**What is required**:
Count every line where "Uwagi" shows up, and give that number only.

Stored records
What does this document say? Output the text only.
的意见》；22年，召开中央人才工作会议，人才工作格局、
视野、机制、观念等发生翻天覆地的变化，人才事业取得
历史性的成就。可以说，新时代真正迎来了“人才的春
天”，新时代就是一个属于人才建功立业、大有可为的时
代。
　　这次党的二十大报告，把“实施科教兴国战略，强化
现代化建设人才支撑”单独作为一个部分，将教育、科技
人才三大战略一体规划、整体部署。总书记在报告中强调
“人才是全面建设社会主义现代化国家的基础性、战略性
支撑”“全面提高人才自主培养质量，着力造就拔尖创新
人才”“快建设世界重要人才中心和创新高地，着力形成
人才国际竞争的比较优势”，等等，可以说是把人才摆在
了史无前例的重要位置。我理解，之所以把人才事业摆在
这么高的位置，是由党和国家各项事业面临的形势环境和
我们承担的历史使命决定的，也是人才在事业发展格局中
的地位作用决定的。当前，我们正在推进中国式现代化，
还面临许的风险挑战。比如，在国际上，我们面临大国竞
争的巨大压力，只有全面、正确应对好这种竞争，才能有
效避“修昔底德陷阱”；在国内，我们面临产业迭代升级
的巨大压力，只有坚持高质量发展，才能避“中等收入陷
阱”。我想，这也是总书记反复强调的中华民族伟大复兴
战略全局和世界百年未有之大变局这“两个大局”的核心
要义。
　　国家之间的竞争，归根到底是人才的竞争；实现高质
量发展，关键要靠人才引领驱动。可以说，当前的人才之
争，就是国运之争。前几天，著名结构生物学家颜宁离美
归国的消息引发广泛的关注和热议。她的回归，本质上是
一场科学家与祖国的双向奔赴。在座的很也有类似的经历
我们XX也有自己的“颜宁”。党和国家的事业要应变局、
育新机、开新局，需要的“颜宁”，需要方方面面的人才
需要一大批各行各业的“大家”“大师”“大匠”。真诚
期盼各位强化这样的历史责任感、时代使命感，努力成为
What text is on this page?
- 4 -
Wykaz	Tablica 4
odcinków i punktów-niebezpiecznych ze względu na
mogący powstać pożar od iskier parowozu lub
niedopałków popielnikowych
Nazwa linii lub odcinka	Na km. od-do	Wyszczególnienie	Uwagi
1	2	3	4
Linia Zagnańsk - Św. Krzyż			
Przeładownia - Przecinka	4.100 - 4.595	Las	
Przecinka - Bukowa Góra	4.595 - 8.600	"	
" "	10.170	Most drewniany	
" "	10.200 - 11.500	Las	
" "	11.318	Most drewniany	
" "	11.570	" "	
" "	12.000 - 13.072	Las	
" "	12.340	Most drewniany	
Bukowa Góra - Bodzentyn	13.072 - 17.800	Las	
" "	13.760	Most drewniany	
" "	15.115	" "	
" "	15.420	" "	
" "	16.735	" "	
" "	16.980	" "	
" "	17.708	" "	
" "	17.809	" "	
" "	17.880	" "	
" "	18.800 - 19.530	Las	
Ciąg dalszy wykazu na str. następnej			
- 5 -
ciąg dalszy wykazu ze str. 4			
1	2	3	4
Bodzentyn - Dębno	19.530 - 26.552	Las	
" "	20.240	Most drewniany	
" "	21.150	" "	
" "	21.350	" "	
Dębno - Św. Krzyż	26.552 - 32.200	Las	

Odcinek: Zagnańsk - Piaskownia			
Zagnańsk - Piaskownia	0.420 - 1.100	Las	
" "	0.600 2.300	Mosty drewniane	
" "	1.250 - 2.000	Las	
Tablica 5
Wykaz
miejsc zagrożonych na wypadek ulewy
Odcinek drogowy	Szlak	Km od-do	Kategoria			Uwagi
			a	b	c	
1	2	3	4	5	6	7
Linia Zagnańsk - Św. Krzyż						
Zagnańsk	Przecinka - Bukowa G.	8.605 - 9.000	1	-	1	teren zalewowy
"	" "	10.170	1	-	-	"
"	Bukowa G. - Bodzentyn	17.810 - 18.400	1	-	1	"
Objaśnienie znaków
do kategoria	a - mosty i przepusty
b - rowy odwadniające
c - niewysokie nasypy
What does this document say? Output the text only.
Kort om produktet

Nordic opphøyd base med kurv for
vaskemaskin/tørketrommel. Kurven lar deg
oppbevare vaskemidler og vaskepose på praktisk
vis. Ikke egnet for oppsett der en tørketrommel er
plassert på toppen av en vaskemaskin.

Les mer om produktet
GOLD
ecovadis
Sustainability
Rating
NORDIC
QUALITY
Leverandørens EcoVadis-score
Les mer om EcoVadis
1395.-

**Output**:
2